** DATASET **
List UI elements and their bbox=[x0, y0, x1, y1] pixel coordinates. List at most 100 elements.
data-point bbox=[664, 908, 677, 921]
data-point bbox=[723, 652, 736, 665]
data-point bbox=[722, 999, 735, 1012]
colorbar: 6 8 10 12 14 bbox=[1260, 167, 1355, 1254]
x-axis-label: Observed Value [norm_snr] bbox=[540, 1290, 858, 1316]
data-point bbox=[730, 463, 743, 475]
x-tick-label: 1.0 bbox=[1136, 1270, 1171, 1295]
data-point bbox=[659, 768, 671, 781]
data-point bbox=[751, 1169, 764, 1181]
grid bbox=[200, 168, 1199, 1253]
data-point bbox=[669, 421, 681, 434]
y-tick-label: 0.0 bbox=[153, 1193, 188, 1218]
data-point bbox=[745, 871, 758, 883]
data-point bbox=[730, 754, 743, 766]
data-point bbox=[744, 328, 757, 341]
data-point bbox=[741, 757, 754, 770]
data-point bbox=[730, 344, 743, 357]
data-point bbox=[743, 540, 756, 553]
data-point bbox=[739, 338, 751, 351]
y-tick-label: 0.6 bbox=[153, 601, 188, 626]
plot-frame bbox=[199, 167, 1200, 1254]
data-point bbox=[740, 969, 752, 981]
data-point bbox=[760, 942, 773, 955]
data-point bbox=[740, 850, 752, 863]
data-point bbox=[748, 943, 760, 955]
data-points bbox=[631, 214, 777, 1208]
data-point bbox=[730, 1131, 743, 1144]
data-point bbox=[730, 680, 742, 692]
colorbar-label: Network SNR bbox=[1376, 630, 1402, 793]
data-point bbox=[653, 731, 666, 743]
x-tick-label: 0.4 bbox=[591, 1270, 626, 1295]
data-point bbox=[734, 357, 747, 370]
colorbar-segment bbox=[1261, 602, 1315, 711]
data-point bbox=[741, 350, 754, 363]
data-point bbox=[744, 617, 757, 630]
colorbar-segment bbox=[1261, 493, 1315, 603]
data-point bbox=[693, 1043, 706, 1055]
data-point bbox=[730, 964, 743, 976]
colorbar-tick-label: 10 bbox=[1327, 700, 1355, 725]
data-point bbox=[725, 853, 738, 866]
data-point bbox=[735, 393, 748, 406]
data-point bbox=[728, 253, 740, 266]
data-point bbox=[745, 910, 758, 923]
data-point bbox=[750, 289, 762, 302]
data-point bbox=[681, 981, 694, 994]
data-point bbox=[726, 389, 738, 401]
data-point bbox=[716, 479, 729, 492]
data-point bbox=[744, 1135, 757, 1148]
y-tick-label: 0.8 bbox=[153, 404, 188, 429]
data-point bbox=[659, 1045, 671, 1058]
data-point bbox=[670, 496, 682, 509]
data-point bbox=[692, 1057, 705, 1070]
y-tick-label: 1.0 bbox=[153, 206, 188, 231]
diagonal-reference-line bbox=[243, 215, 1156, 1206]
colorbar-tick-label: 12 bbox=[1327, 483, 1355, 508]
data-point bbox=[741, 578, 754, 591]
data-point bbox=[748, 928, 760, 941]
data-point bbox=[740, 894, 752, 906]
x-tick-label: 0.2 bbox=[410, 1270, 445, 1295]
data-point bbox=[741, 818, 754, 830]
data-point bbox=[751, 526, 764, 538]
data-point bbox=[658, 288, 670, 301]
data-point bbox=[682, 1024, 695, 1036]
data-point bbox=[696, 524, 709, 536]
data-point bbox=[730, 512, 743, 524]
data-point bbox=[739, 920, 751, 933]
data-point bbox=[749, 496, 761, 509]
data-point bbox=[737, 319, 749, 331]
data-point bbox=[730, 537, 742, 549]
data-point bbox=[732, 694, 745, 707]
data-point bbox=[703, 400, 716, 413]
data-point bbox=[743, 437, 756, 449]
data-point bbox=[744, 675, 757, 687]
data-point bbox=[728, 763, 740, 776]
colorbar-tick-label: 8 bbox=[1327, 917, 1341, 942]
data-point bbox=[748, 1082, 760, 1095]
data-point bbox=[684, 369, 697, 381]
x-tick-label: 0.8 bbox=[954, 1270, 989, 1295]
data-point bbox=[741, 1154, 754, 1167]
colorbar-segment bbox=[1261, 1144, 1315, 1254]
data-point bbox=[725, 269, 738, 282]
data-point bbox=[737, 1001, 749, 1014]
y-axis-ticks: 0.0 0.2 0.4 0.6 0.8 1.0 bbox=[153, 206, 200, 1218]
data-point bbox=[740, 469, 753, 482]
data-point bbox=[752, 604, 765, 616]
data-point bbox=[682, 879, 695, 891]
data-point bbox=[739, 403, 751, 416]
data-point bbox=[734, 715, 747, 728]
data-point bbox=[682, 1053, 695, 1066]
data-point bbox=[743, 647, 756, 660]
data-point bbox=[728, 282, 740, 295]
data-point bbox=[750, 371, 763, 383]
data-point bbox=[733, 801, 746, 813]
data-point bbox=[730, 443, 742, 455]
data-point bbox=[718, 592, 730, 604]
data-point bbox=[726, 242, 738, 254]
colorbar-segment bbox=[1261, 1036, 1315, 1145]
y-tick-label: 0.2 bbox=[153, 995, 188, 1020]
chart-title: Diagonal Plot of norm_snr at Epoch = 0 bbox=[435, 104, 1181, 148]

** EXERCISE **
Edit the listing above so that "Network SNR" reads "Combined SNR", and reproduce every other line unchanged.

** FINISHED ANSWER **
List UI elements and their bbox=[x0, y0, x1, y1] pixel coordinates. List at most 100 elements.
data-point bbox=[664, 908, 677, 921]
data-point bbox=[723, 652, 736, 665]
data-point bbox=[722, 999, 735, 1012]
colorbar: 6 8 10 12 14 bbox=[1260, 167, 1355, 1254]
x-axis-label: Observed Value [norm_snr] bbox=[540, 1290, 858, 1316]
data-point bbox=[730, 463, 743, 475]
x-tick-label: 1.0 bbox=[1136, 1270, 1171, 1295]
data-point bbox=[659, 768, 671, 781]
data-point bbox=[751, 1169, 764, 1181]
grid bbox=[200, 168, 1199, 1253]
data-point bbox=[669, 421, 681, 434]
y-tick-label: 0.0 bbox=[153, 1193, 188, 1218]
data-point bbox=[745, 871, 758, 883]
data-point bbox=[730, 754, 743, 766]
data-point bbox=[744, 328, 757, 341]
data-point bbox=[741, 757, 754, 770]
data-point bbox=[730, 344, 743, 357]
data-point bbox=[743, 540, 756, 553]
data-point bbox=[739, 338, 751, 351]
y-tick-label: 0.6 bbox=[153, 601, 188, 626]
plot-frame bbox=[199, 167, 1200, 1254]
data-point bbox=[740, 969, 752, 981]
data-point bbox=[760, 942, 773, 955]
data-point bbox=[740, 850, 752, 863]
data-point bbox=[748, 943, 760, 955]
data-points bbox=[631, 214, 777, 1208]
data-point bbox=[730, 1131, 743, 1144]
data-point bbox=[730, 680, 742, 692]
colorbar-label: Combined SNR bbox=[1376, 630, 1402, 793]
data-point bbox=[653, 731, 666, 743]
x-tick-label: 0.4 bbox=[591, 1270, 626, 1295]
data-point bbox=[734, 357, 747, 370]
colorbar-segment bbox=[1261, 602, 1315, 711]
data-point bbox=[741, 350, 754, 363]
data-point bbox=[744, 617, 757, 630]
colorbar-segment bbox=[1261, 493, 1315, 603]
data-point bbox=[693, 1043, 706, 1055]
data-point bbox=[730, 964, 743, 976]
colorbar-tick-label: 10 bbox=[1327, 700, 1355, 725]
data-point bbox=[725, 853, 738, 866]
data-point bbox=[735, 393, 748, 406]
data-point bbox=[728, 253, 740, 266]
data-point bbox=[745, 910, 758, 923]
data-point bbox=[750, 289, 762, 302]
data-point bbox=[681, 981, 694, 994]
data-point bbox=[726, 389, 738, 401]
data-point bbox=[716, 479, 729, 492]
data-point bbox=[744, 1135, 757, 1148]
y-tick-label: 0.8 bbox=[153, 404, 188, 429]
data-point bbox=[659, 1045, 671, 1058]
data-point bbox=[670, 496, 682, 509]
data-point bbox=[692, 1057, 705, 1070]
y-tick-label: 1.0 bbox=[153, 206, 188, 231]
diagonal-reference-line bbox=[243, 215, 1156, 1206]
colorbar-tick-label: 12 bbox=[1327, 483, 1355, 508]
data-point bbox=[741, 578, 754, 591]
data-point bbox=[748, 928, 760, 941]
data-point bbox=[740, 894, 752, 906]
x-tick-label: 0.2 bbox=[410, 1270, 445, 1295]
data-point bbox=[741, 818, 754, 830]
data-point bbox=[751, 526, 764, 538]
data-point bbox=[658, 288, 670, 301]
data-point bbox=[682, 1024, 695, 1036]
data-point bbox=[696, 524, 709, 536]
data-point bbox=[730, 512, 743, 524]
data-point bbox=[739, 920, 751, 933]
data-point bbox=[749, 496, 761, 509]
data-point bbox=[737, 319, 749, 331]
data-point bbox=[730, 537, 742, 549]
data-point bbox=[732, 694, 745, 707]
data-point bbox=[703, 400, 716, 413]
data-point bbox=[743, 437, 756, 449]
data-point bbox=[744, 675, 757, 687]
data-point bbox=[728, 763, 740, 776]
colorbar-tick-label: 8 bbox=[1327, 917, 1341, 942]
data-point bbox=[748, 1082, 760, 1095]
data-point bbox=[684, 369, 697, 381]
x-tick-label: 0.8 bbox=[954, 1270, 989, 1295]
data-point bbox=[741, 1154, 754, 1167]
colorbar-segment bbox=[1261, 1144, 1315, 1254]
data-point bbox=[725, 269, 738, 282]
data-point bbox=[737, 1001, 749, 1014]
y-axis-ticks: 0.0 0.2 0.4 0.6 0.8 1.0 bbox=[153, 206, 200, 1218]
data-point bbox=[740, 469, 753, 482]
data-point bbox=[752, 604, 765, 616]
data-point bbox=[682, 879, 695, 891]
data-point bbox=[739, 403, 751, 416]
data-point bbox=[734, 715, 747, 728]
data-point bbox=[682, 1053, 695, 1066]
data-point bbox=[743, 647, 756, 660]
data-point bbox=[728, 282, 740, 295]
data-point bbox=[750, 371, 763, 383]
data-point bbox=[733, 801, 746, 813]
data-point bbox=[730, 443, 742, 455]
data-point bbox=[718, 592, 730, 604]
data-point bbox=[726, 242, 738, 254]
colorbar-segment bbox=[1261, 1036, 1315, 1145]
y-tick-label: 0.2 bbox=[153, 995, 188, 1020]
chart-title: Diagonal Plot of norm_snr at Epoch = 0 bbox=[435, 104, 1181, 148]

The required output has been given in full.